Aim. Every record here should be printed again exactly.

Given records.
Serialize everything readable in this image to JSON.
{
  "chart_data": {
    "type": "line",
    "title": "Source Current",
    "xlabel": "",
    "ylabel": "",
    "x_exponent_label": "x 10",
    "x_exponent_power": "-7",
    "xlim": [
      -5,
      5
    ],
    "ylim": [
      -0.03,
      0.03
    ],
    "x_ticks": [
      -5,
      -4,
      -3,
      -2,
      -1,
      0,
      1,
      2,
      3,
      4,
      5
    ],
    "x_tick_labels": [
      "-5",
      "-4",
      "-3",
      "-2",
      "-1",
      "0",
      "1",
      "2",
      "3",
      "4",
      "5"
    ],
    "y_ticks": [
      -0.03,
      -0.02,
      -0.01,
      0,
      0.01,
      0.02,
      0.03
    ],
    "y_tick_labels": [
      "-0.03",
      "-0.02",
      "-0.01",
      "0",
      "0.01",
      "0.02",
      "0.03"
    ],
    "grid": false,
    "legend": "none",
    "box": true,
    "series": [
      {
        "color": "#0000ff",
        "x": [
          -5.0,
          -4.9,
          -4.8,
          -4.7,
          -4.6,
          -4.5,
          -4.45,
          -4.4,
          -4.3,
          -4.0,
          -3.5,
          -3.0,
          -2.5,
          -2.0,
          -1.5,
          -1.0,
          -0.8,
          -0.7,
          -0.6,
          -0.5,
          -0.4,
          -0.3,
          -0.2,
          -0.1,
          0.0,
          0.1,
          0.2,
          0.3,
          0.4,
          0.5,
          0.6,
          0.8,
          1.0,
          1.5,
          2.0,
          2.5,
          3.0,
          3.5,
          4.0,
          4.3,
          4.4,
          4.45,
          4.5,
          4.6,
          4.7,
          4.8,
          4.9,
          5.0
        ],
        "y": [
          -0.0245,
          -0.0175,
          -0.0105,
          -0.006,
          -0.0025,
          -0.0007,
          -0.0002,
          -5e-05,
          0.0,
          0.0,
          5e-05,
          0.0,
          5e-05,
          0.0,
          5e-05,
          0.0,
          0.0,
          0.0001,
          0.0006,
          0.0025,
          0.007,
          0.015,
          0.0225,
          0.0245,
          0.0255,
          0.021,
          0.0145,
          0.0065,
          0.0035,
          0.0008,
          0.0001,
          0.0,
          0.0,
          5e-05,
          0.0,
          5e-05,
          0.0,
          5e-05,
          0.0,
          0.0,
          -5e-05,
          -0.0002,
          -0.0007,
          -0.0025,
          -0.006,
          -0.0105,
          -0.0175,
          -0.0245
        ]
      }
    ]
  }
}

Finished answer.
Serialize everything readable in this image to JSON.
{
  "chart_data": {
    "type": "line",
    "title": "Source Current",
    "xlabel": "",
    "ylabel": "",
    "x_exponent_label": "x 10",
    "x_exponent_power": "-7",
    "xlim": [
      -5,
      5
    ],
    "ylim": [
      -0.03,
      0.03
    ],
    "x_ticks": [
      -5,
      -4,
      -3,
      -2,
      -1,
      0,
      1,
      2,
      3,
      4,
      5
    ],
    "x_tick_labels": [
      "-5",
      "-4",
      "-3",
      "-2",
      "-1",
      "0",
      "1",
      "2",
      "3",
      "4",
      "5"
    ],
    "y_ticks": [
      -0.03,
      -0.02,
      -0.01,
      0,
      0.01,
      0.02,
      0.03
    ],
    "y_tick_labels": [
      "-0.03",
      "-0.02",
      "-0.01",
      "0",
      "0.01",
      "0.02",
      "0.03"
    ],
    "grid": false,
    "legend": "none",
    "box": true,
    "series": [
      {
        "color": "#0000ff",
        "x": [
          -5.0,
          -4.9,
          -4.8,
          -4.7,
          -4.6,
          -4.5,
          -4.45,
          -4.4,
          -4.3,
          -4.0,
          -3.5,
          -3.0,
          -2.5,
          -2.0,
          -1.5,
          -1.0,
          -0.8,
          -0.7,
          -0.6,
          -0.5,
          -0.4,
          -0.3,
          -0.2,
          -0.1,
          0.0,
          0.1,
          0.2,
          0.3,
          0.4,
          0.5,
          0.6,
          0.8,
          1.0,
          1.5,
          2.0,
          2.5,
          3.0,
          3.5,
          4.0,
          4.3,
          4.4,
          4.45,
          4.5,
          4.6,
          4.7,
          4.8,
          4.9,
          5.0
        ],
        "y": [
          -0.0245,
          -0.0175,
          -0.0105,
          -0.006,
          -0.0025,
          -0.0007,
          -0.0002,
          -5e-05,
          0.0,
          0.0,
          5e-05,
          0.0,
          5e-05,
          0.0,
          5e-05,
          0.0,
          0.0,
          0.0001,
          0.0006,
          0.0025,
          0.007,
          0.015,
          0.0225,
          0.0245,
          0.0255,
          0.021,
          0.0145,
          0.0065,
          0.0035,
          0.0008,
          0.0001,
          0.0,
          0.0,
          5e-05,
          0.0,
          5e-05,
          0.0,
          5e-05,
          0.0,
          0.0,
          -5e-05,
          -0.0002,
          -0.0007,
          -0.0025,
          -0.006,
          -0.0105,
          -0.0175,
          -0.0245
        ]
      }
    ]
  }
}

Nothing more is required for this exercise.